▶ _Working data_
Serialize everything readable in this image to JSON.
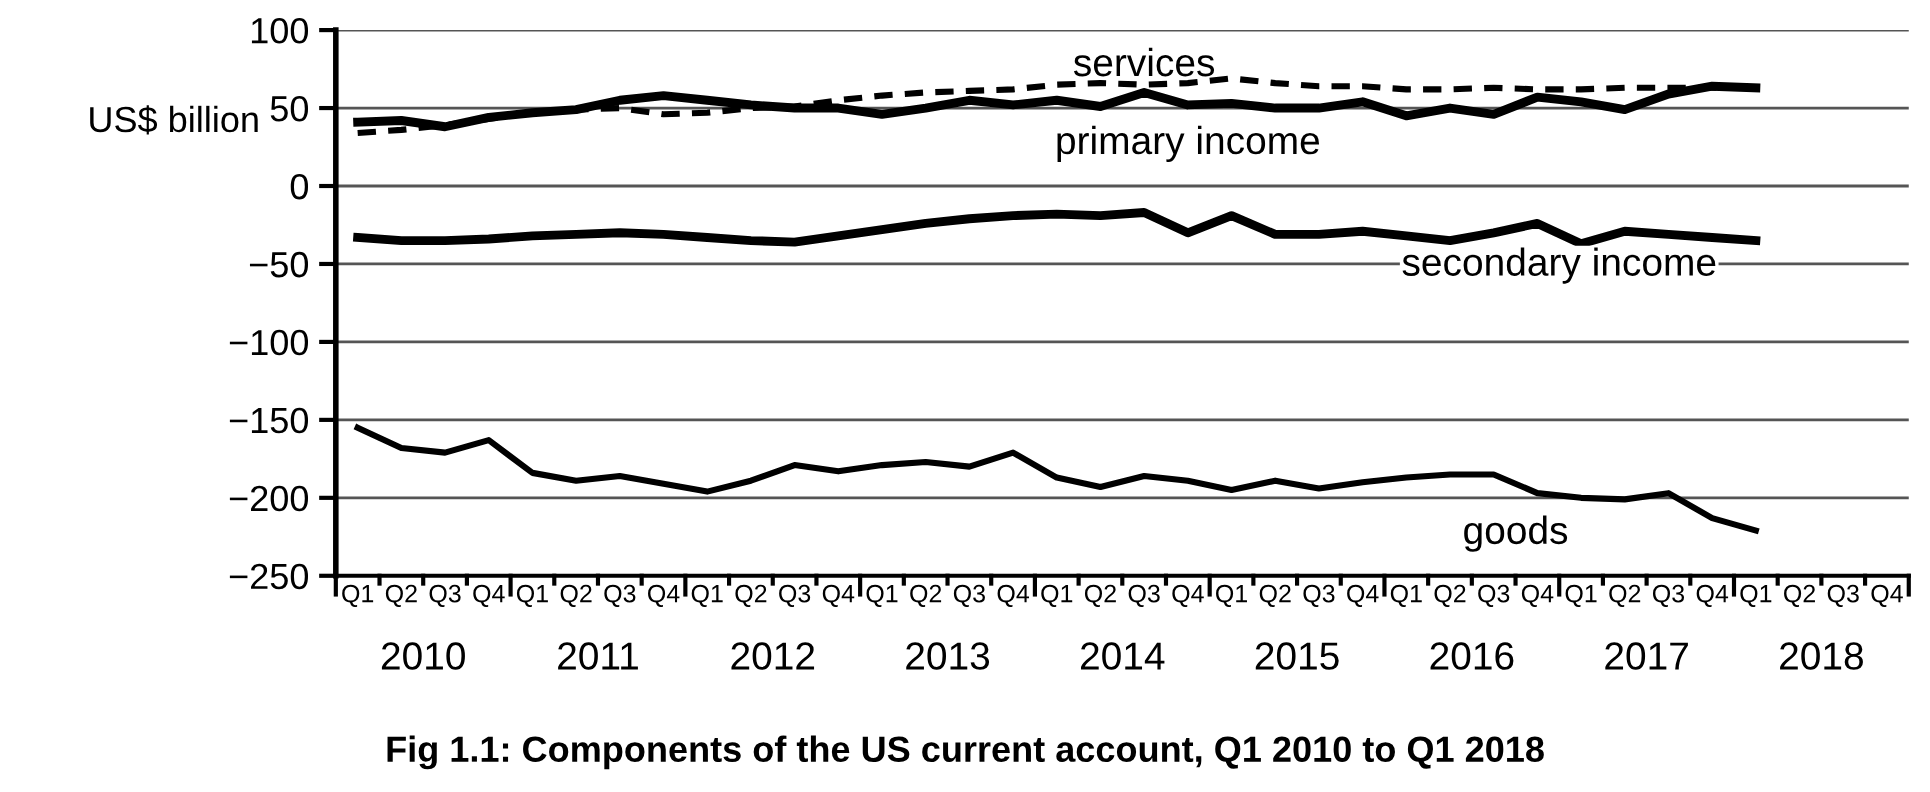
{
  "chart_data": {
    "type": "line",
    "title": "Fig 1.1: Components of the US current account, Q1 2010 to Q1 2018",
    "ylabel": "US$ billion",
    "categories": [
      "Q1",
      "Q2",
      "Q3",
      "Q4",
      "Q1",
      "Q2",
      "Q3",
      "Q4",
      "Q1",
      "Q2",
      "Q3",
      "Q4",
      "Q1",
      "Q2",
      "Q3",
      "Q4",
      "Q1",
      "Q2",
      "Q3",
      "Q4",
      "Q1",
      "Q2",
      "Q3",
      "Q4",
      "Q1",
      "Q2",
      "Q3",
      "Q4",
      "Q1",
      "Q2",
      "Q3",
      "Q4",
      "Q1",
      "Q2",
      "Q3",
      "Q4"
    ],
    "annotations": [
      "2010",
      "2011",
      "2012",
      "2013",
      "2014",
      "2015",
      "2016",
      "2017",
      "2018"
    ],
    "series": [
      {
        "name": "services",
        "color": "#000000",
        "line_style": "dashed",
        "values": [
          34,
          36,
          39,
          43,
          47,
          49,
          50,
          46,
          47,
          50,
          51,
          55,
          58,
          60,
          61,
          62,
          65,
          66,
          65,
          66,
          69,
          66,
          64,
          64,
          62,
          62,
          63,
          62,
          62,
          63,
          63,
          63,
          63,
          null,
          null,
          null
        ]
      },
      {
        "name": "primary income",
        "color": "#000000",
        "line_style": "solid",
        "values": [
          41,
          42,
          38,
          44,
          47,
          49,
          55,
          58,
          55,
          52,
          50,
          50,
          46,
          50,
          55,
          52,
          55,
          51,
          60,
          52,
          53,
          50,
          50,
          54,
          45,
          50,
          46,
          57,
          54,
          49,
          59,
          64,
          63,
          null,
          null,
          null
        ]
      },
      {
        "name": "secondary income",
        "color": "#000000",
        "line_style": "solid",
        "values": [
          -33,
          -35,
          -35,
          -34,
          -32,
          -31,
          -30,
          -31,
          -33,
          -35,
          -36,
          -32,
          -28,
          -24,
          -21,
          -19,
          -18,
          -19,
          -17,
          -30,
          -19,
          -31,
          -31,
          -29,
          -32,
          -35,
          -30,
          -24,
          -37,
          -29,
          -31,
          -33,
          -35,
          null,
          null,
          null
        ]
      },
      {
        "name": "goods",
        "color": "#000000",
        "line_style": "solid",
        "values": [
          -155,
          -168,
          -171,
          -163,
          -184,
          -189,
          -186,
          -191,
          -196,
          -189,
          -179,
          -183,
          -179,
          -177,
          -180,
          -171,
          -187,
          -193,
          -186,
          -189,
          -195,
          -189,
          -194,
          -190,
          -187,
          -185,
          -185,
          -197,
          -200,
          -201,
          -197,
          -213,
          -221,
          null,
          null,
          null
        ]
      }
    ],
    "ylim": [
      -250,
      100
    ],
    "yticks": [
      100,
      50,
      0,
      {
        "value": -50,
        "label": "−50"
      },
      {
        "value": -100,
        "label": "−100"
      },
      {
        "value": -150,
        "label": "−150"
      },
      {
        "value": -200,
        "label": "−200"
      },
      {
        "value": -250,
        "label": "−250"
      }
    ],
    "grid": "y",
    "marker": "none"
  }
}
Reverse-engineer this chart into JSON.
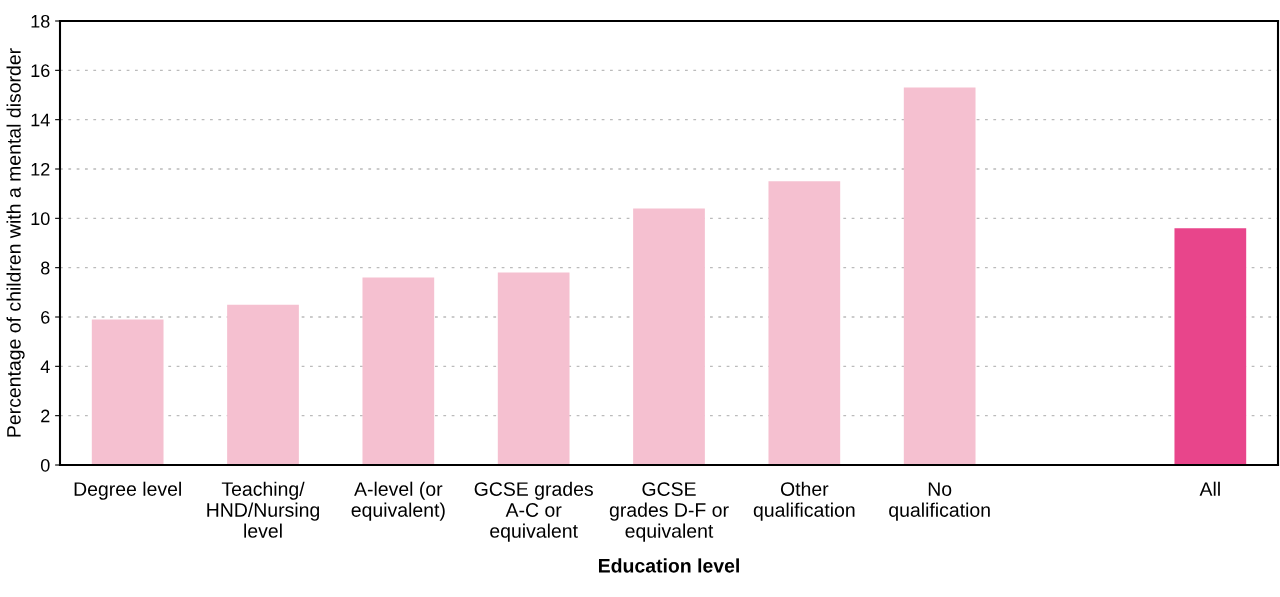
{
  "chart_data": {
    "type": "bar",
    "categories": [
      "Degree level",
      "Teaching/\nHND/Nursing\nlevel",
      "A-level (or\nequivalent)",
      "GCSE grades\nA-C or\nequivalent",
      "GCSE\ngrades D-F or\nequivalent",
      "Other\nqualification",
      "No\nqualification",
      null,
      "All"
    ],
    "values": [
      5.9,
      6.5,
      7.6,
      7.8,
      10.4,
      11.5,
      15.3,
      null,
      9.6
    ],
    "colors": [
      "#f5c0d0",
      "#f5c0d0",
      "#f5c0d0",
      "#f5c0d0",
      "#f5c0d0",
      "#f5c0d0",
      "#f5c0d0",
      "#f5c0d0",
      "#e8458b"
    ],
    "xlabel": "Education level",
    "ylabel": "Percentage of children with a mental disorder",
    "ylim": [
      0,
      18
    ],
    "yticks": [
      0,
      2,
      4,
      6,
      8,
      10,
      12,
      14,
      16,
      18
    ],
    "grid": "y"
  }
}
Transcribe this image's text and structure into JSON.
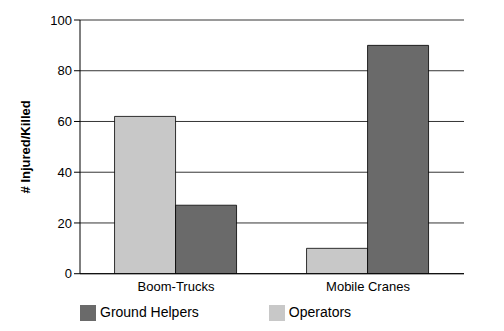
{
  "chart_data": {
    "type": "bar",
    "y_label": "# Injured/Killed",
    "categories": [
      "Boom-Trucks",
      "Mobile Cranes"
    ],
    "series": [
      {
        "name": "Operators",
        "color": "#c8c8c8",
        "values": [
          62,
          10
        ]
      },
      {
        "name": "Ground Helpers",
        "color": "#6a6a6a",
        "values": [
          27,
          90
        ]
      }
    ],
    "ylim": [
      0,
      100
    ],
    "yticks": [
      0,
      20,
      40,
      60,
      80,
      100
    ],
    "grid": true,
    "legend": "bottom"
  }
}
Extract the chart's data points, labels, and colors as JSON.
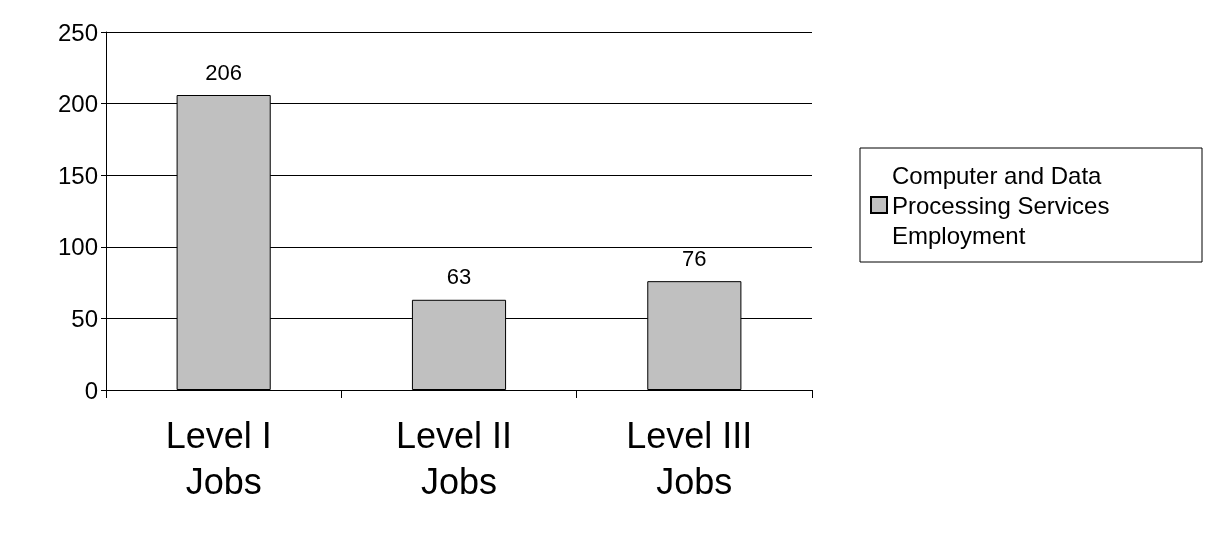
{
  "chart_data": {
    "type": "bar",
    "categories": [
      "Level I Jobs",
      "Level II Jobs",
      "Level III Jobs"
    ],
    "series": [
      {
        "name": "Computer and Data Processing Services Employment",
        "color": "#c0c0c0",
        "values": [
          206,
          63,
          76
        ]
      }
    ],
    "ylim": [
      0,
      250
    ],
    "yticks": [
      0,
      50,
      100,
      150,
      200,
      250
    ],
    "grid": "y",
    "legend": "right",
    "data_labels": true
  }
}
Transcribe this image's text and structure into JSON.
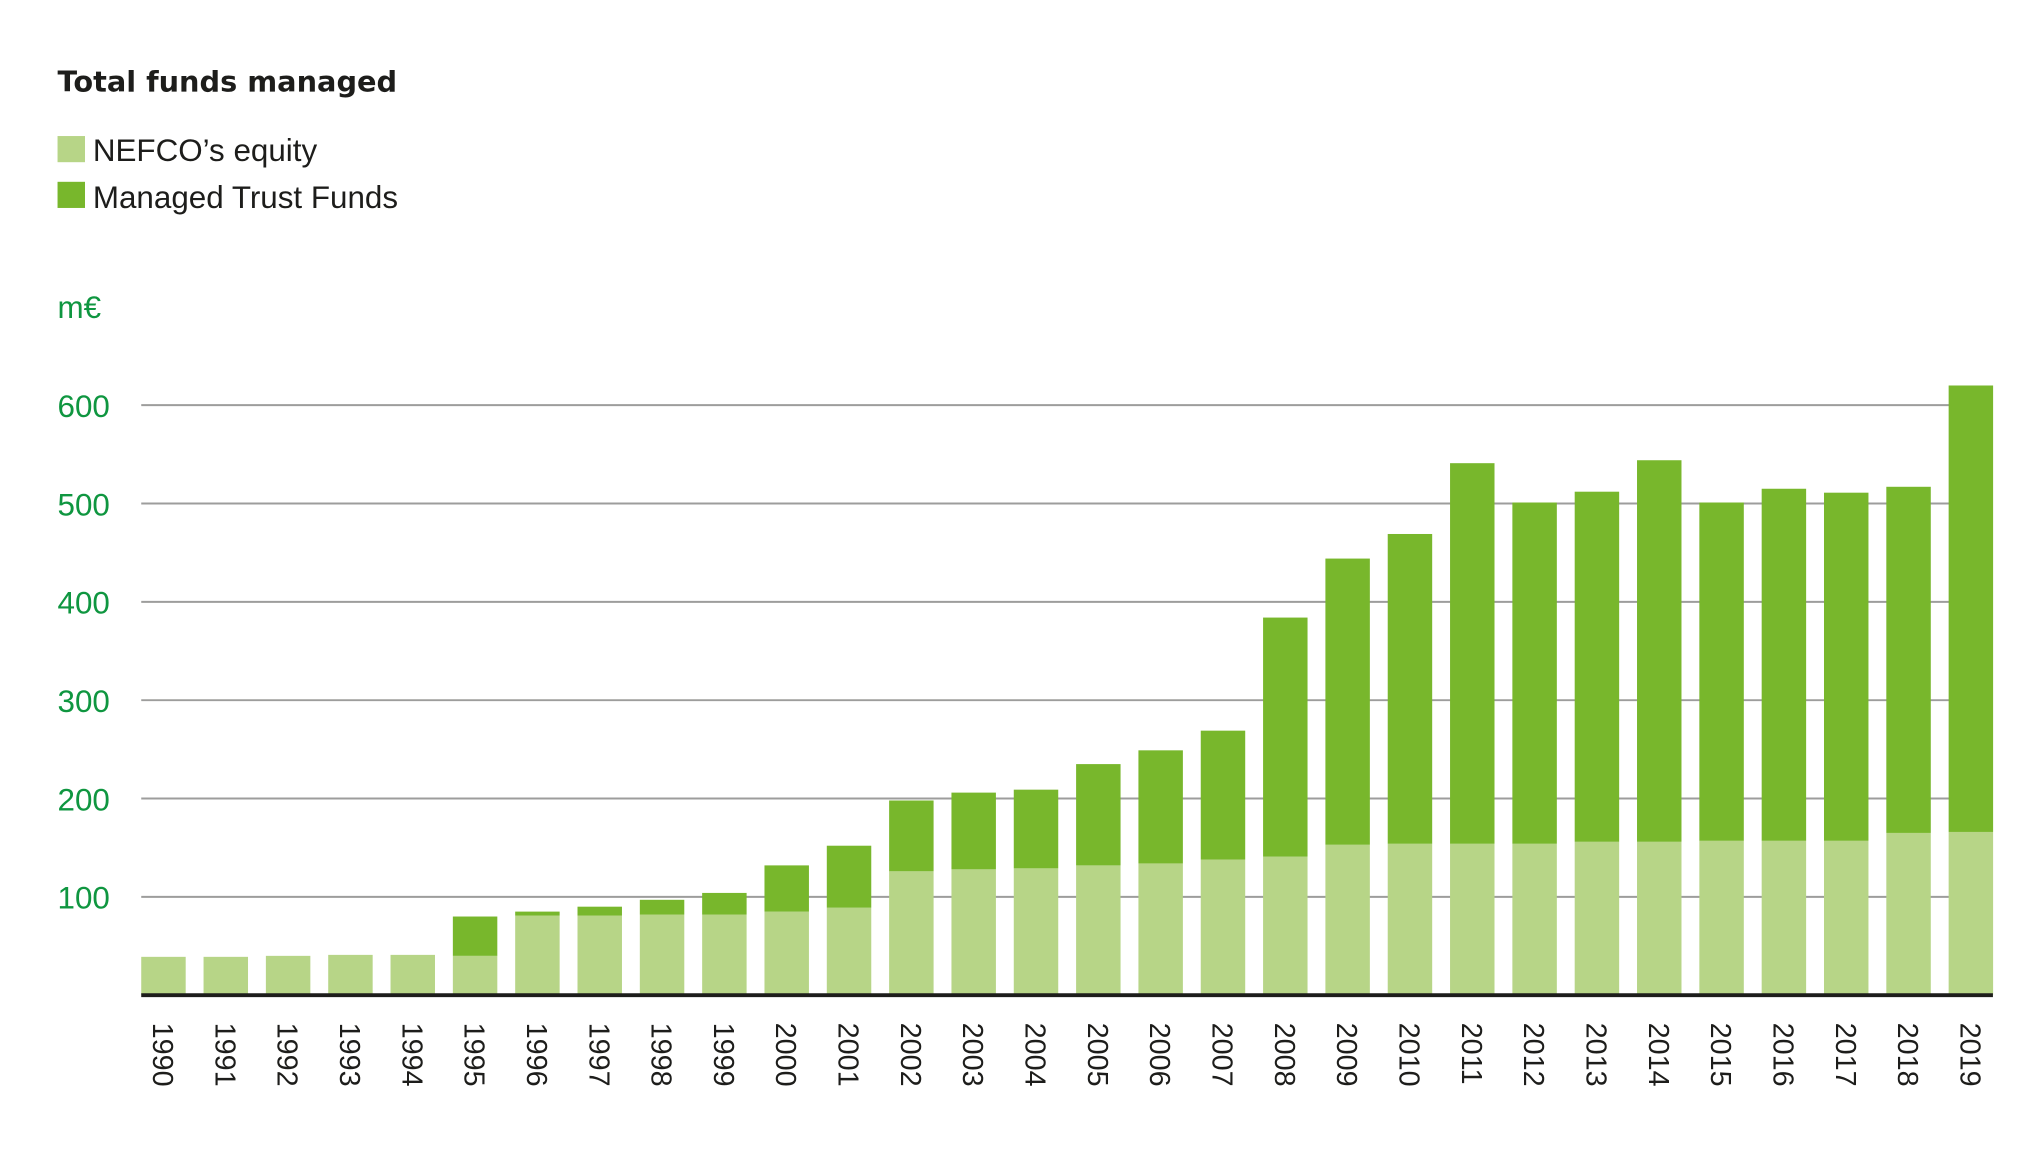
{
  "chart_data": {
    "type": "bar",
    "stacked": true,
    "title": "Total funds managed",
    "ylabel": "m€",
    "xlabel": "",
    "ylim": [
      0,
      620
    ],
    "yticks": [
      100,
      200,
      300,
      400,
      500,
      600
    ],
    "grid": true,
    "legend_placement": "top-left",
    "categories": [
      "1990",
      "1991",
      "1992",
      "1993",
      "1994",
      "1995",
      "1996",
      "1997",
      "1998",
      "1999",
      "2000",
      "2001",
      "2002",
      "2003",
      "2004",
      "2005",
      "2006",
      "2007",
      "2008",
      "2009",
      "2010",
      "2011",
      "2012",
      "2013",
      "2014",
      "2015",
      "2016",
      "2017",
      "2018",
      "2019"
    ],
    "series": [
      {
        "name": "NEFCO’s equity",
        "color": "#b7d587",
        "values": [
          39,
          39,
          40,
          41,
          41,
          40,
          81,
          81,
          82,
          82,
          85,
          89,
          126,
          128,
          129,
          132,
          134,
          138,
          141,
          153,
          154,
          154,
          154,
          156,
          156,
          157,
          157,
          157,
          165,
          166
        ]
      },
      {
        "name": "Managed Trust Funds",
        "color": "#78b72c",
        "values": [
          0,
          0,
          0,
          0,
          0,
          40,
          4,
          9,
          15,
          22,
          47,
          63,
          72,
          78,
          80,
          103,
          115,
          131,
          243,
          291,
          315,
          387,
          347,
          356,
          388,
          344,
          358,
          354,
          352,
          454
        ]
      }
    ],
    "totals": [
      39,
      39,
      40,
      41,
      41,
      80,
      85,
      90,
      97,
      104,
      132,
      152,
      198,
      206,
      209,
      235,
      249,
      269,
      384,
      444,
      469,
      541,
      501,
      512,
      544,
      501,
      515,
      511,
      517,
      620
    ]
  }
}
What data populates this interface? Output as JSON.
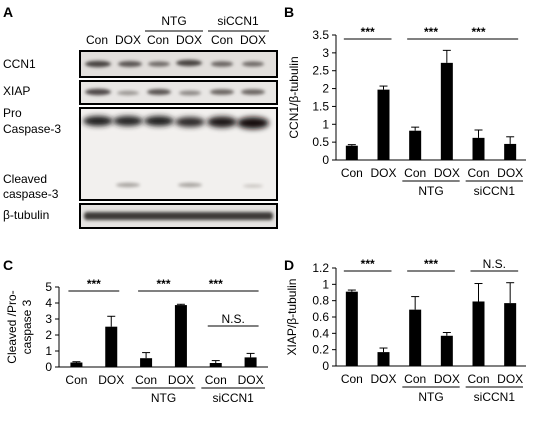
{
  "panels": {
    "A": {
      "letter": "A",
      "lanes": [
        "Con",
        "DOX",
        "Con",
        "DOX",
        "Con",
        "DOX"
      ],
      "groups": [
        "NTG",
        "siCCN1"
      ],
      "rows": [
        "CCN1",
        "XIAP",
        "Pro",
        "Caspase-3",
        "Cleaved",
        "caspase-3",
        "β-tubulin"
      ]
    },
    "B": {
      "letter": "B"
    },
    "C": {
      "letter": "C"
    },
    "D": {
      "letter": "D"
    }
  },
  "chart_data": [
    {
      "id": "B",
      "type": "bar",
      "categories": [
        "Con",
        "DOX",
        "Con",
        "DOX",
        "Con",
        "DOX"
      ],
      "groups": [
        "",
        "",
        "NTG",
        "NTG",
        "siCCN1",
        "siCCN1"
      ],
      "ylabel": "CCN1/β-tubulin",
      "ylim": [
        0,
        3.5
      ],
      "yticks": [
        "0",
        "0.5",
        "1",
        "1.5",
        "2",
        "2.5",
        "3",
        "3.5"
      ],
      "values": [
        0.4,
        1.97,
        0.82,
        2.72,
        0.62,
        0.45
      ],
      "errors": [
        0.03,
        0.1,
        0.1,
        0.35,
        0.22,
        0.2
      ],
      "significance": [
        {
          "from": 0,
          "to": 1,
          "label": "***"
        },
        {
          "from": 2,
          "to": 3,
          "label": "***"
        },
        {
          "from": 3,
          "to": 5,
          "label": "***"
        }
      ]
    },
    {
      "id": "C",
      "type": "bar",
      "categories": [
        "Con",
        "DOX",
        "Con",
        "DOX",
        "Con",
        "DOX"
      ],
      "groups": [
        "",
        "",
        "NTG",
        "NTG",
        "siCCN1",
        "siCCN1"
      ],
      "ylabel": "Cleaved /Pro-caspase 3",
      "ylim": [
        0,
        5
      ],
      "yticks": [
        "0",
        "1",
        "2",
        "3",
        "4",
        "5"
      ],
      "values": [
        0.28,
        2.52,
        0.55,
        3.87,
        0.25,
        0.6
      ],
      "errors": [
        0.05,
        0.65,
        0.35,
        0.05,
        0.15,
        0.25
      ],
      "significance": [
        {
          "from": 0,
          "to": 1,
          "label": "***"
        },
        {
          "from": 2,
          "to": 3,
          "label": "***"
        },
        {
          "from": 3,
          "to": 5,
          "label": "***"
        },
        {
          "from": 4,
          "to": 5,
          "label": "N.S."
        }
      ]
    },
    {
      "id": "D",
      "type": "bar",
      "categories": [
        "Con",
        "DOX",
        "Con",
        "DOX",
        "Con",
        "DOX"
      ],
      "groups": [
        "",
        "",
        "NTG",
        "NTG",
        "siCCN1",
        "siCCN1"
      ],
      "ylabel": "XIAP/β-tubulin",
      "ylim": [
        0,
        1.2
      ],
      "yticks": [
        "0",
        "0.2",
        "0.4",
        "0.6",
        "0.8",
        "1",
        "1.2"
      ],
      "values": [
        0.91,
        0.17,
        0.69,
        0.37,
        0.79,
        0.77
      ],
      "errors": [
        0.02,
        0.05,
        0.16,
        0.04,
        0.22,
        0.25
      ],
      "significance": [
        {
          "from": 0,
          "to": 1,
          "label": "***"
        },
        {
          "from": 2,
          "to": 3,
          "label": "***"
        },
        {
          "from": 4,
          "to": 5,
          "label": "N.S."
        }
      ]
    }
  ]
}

▶ _Instructions for the task_
Select all lines with the word "tubulin" from the entries above.

▶ _Complete output_
        "β-tubulin"
      "ylabel": "CCN1/β-tubulin",
      "ylabel": "XIAP/β-tubulin",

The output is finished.